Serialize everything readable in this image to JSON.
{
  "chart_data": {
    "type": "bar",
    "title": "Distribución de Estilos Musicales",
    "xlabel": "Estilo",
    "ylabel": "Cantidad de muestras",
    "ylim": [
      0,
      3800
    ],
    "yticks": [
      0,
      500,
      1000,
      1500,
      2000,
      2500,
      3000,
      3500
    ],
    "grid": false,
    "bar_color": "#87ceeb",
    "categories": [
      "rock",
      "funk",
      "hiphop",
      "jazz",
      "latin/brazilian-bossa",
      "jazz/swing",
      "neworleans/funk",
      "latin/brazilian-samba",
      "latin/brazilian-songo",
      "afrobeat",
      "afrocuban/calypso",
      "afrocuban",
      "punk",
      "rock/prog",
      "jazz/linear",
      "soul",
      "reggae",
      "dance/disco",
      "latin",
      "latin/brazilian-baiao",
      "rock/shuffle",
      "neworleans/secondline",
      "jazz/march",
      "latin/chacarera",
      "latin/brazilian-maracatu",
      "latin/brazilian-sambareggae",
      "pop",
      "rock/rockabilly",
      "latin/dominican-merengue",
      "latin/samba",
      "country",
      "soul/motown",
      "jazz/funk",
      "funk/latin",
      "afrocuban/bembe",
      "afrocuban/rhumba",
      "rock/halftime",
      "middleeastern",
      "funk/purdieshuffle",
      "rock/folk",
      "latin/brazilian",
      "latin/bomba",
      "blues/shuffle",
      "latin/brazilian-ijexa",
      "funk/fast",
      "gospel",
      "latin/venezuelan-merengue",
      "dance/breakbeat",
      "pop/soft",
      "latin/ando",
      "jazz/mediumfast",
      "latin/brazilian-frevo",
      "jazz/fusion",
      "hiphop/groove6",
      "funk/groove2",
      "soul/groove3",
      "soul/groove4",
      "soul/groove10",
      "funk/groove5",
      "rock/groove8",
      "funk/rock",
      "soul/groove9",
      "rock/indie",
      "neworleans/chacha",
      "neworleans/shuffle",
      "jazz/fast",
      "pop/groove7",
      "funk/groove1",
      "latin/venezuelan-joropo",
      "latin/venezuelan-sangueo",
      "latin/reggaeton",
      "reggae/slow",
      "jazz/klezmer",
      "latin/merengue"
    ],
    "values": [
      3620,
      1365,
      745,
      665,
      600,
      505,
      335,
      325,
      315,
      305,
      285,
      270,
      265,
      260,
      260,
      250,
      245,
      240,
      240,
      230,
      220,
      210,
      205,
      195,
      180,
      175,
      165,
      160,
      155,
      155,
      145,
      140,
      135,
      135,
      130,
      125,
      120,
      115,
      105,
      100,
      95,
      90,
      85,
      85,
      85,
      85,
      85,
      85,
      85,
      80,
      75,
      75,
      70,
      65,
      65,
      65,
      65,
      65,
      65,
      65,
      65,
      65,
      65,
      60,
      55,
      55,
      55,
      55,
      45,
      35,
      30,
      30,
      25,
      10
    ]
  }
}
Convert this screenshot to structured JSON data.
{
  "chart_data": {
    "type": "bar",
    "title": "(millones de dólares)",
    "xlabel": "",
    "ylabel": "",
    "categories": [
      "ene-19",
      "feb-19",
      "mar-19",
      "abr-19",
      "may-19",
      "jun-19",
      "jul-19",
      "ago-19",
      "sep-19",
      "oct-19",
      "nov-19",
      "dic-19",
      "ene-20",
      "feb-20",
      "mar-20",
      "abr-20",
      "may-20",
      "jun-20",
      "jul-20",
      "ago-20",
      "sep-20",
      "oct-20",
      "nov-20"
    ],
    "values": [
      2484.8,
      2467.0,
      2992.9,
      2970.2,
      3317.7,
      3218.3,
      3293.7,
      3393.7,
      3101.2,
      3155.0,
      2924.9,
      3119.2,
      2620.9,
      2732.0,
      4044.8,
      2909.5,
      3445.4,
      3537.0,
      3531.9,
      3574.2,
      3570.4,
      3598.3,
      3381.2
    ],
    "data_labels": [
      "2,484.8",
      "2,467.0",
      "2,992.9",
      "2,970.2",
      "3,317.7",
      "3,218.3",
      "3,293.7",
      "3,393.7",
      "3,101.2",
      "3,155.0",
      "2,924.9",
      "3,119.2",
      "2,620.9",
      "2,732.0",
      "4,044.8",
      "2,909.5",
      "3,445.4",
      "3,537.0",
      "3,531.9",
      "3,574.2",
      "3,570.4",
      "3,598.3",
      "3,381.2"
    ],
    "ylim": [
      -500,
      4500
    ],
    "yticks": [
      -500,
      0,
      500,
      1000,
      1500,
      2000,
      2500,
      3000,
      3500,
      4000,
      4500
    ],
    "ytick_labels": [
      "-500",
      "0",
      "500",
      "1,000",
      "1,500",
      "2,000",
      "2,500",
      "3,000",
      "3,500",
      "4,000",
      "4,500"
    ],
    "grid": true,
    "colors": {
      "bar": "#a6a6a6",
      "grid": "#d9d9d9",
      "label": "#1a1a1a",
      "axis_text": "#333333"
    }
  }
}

^^^^^^^^

Output all of the data again, exactly.

*OUTPUT FOR THIS TASK:*
Serialize everything readable in this image to JSON.
{
  "chart_data": {
    "type": "bar",
    "title": "Distribución de Estilos Musicales",
    "xlabel": "Estilo",
    "ylabel": "Cantidad de muestras",
    "ylim": [
      0,
      3800
    ],
    "yticks": [
      0,
      500,
      1000,
      1500,
      2000,
      2500,
      3000,
      3500
    ],
    "grid": false,
    "bar_color": "#87ceeb",
    "categories": [
      "rock",
      "funk",
      "hiphop",
      "jazz",
      "latin/brazilian-bossa",
      "jazz/swing",
      "neworleans/funk",
      "latin/brazilian-samba",
      "latin/brazilian-songo",
      "afrobeat",
      "afrocuban/calypso",
      "afrocuban",
      "punk",
      "rock/prog",
      "jazz/linear",
      "soul",
      "reggae",
      "dance/disco",
      "latin",
      "latin/brazilian-baiao",
      "rock/shuffle",
      "neworleans/secondline",
      "jazz/march",
      "latin/chacarera",
      "latin/brazilian-maracatu",
      "latin/brazilian-sambareggae",
      "pop",
      "rock/rockabilly",
      "latin/dominican-merengue",
      "latin/samba",
      "country",
      "soul/motown",
      "jazz/funk",
      "funk/latin",
      "afrocuban/bembe",
      "afrocuban/rhumba",
      "rock/halftime",
      "middleeastern",
      "funk/purdieshuffle",
      "rock/folk",
      "latin/brazilian",
      "latin/bomba",
      "blues/shuffle",
      "latin/brazilian-ijexa",
      "funk/fast",
      "gospel",
      "latin/venezuelan-merengue",
      "dance/breakbeat",
      "pop/soft",
      "latin/ando",
      "jazz/mediumfast",
      "latin/brazilian-frevo",
      "jazz/fusion",
      "hiphop/groove6",
      "funk/groove2",
      "soul/groove3",
      "soul/groove4",
      "soul/groove10",
      "funk/groove5",
      "rock/groove8",
      "funk/rock",
      "soul/groove9",
      "rock/indie",
      "neworleans/chacha",
      "neworleans/shuffle",
      "jazz/fast",
      "pop/groove7",
      "funk/groove1",
      "latin/venezuelan-joropo",
      "latin/venezuelan-sangueo",
      "latin/reggaeton",
      "reggae/slow",
      "jazz/klezmer",
      "latin/merengue"
    ],
    "values": [
      3620,
      1365,
      745,
      665,
      600,
      505,
      335,
      325,
      315,
      305,
      285,
      270,
      265,
      260,
      260,
      250,
      245,
      240,
      240,
      230,
      220,
      210,
      205,
      195,
      180,
      175,
      165,
      160,
      155,
      155,
      145,
      140,
      135,
      135,
      130,
      125,
      120,
      115,
      105,
      100,
      95,
      90,
      85,
      85,
      85,
      85,
      85,
      85,
      85,
      80,
      75,
      75,
      70,
      65,
      65,
      65,
      65,
      65,
      65,
      65,
      65,
      65,
      65,
      60,
      55,
      55,
      55,
      55,
      45,
      35,
      30,
      30,
      25,
      10
    ]
  }
}
Convert this screenshot to structured JSON data.
{
  "chart_data": {
    "type": "bar",
    "title": "(millones de dólares)",
    "xlabel": "",
    "ylabel": "",
    "categories": [
      "ene-19",
      "feb-19",
      "mar-19",
      "abr-19",
      "may-19",
      "jun-19",
      "jul-19",
      "ago-19",
      "sep-19",
      "oct-19",
      "nov-19",
      "dic-19",
      "ene-20",
      "feb-20",
      "mar-20",
      "abr-20",
      "may-20",
      "jun-20",
      "jul-20",
      "ago-20",
      "sep-20",
      "oct-20",
      "nov-20"
    ],
    "values": [
      2484.8,
      2467.0,
      2992.9,
      2970.2,
      3317.7,
      3218.3,
      3293.7,
      3393.7,
      3101.2,
      3155.0,
      2924.9,
      3119.2,
      2620.9,
      2732.0,
      4044.8,
      2909.5,
      3445.4,
      3537.0,
      3531.9,
      3574.2,
      3570.4,
      3598.3,
      3381.2
    ],
    "data_labels": [
      "2,484.8",
      "2,467.0",
      "2,992.9",
      "2,970.2",
      "3,317.7",
      "3,218.3",
      "3,293.7",
      "3,393.7",
      "3,101.2",
      "3,155.0",
      "2,924.9",
      "3,119.2",
      "2,620.9",
      "2,732.0",
      "4,044.8",
      "2,909.5",
      "3,445.4",
      "3,537.0",
      "3,531.9",
      "3,574.2",
      "3,570.4",
      "3,598.3",
      "3,381.2"
    ],
    "ylim": [
      -500,
      4500
    ],
    "yticks": [
      -500,
      0,
      500,
      1000,
      1500,
      2000,
      2500,
      3000,
      3500,
      4000,
      4500
    ],
    "ytick_labels": [
      "-500",
      "0",
      "500",
      "1,000",
      "1,500",
      "2,000",
      "2,500",
      "3,000",
      "3,500",
      "4,000",
      "4,500"
    ],
    "grid": true,
    "colors": {
      "bar": "#a6a6a6",
      "grid": "#d9d9d9",
      "label": "#1a1a1a",
      "axis_text": "#333333"
    }
  }
}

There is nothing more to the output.